Dataset entries on figures:
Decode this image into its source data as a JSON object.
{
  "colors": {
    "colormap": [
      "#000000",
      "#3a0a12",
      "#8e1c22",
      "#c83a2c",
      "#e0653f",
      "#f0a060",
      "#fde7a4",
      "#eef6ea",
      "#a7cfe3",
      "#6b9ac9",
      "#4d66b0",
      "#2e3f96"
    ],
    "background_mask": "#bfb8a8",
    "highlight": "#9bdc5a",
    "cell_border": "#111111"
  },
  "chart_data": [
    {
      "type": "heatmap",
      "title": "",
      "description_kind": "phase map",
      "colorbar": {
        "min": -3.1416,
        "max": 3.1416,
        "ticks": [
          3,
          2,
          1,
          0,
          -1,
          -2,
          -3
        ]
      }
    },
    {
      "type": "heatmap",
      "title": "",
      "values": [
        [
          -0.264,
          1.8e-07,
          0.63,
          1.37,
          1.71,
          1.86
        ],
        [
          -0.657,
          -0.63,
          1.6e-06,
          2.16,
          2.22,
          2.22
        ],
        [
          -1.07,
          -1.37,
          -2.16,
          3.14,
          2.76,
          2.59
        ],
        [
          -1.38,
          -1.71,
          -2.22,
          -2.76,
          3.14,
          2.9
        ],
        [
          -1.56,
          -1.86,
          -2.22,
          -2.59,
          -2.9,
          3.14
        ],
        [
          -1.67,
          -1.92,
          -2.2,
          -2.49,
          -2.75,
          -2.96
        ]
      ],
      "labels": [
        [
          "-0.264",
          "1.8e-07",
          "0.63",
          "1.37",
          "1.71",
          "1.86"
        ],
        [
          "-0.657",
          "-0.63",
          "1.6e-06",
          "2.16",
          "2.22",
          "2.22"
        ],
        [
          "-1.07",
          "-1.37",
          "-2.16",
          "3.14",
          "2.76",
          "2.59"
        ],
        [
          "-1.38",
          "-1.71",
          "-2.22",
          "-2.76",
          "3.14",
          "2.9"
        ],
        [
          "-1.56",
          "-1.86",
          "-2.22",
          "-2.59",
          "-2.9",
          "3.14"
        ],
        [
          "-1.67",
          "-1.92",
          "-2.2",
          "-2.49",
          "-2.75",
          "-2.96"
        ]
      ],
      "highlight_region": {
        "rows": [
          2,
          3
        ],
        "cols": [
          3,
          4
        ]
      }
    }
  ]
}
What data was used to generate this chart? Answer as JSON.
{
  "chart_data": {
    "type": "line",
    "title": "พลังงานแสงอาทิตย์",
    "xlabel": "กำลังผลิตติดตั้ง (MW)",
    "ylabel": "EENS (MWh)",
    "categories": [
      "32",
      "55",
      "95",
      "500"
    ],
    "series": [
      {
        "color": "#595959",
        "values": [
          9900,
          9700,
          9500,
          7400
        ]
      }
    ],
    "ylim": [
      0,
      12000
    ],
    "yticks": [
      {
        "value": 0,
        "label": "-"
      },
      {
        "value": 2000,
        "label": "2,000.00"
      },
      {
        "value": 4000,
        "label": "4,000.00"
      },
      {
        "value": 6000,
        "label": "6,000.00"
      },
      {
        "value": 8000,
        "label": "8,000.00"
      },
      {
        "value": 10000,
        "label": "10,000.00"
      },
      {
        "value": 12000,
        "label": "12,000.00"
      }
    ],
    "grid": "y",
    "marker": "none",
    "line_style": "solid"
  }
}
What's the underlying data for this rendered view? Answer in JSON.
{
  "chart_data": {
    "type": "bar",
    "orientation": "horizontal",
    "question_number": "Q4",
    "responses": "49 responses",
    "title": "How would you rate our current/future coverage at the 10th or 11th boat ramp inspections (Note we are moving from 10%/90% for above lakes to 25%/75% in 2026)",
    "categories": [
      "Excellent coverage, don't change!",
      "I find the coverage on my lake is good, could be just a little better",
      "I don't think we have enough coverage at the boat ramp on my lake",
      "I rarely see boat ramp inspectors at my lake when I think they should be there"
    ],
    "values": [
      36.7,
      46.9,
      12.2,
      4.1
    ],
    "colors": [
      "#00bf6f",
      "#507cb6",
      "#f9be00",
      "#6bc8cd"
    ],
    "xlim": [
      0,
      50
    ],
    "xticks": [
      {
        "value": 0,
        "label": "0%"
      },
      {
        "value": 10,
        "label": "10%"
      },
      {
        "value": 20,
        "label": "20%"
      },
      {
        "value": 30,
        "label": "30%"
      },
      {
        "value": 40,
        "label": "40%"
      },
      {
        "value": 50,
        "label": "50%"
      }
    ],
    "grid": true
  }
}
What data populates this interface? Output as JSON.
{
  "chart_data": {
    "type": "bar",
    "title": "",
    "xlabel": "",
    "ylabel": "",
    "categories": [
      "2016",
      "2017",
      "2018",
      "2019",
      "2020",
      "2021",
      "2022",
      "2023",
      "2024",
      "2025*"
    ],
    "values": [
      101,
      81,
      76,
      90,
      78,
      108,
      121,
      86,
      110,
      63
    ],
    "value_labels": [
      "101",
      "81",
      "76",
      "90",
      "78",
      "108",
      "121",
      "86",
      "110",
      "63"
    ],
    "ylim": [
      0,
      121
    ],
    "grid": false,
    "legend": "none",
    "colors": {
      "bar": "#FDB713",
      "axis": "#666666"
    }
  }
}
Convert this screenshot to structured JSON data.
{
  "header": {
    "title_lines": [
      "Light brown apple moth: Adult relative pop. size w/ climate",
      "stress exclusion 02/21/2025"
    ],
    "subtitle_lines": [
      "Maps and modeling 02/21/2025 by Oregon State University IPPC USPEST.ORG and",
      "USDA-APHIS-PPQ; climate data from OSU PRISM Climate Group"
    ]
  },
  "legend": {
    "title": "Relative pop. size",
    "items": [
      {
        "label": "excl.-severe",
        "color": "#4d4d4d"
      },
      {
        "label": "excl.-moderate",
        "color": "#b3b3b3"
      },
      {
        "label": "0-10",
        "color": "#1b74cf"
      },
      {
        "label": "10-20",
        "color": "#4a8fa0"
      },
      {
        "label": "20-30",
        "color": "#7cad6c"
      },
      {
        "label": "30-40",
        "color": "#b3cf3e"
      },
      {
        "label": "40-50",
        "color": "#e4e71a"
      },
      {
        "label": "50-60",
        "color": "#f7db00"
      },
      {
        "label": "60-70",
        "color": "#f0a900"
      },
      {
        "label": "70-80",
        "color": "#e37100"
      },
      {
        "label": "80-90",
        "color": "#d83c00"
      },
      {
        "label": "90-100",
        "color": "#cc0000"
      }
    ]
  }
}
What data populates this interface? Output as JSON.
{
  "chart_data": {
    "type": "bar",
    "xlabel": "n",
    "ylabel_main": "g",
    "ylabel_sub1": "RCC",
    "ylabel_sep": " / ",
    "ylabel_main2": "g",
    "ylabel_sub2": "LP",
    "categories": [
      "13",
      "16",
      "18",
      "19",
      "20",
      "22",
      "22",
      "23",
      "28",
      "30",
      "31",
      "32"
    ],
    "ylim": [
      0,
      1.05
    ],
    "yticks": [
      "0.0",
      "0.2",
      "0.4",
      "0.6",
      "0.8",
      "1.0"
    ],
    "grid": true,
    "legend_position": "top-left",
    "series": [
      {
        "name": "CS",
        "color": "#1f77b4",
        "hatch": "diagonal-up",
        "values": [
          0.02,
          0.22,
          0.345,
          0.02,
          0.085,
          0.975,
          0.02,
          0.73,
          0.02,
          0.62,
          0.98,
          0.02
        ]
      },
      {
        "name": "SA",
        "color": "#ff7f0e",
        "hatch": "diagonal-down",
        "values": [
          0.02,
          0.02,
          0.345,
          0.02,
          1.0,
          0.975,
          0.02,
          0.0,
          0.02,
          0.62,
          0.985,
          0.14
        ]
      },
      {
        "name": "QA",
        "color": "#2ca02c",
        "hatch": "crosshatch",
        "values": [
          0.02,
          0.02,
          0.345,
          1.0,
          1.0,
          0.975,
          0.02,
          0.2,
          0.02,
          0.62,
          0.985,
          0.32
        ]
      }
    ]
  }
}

**THE TASK**
Reply with only the number of lines in the entries that contain the word "What".

**FULL RESPONSE**
4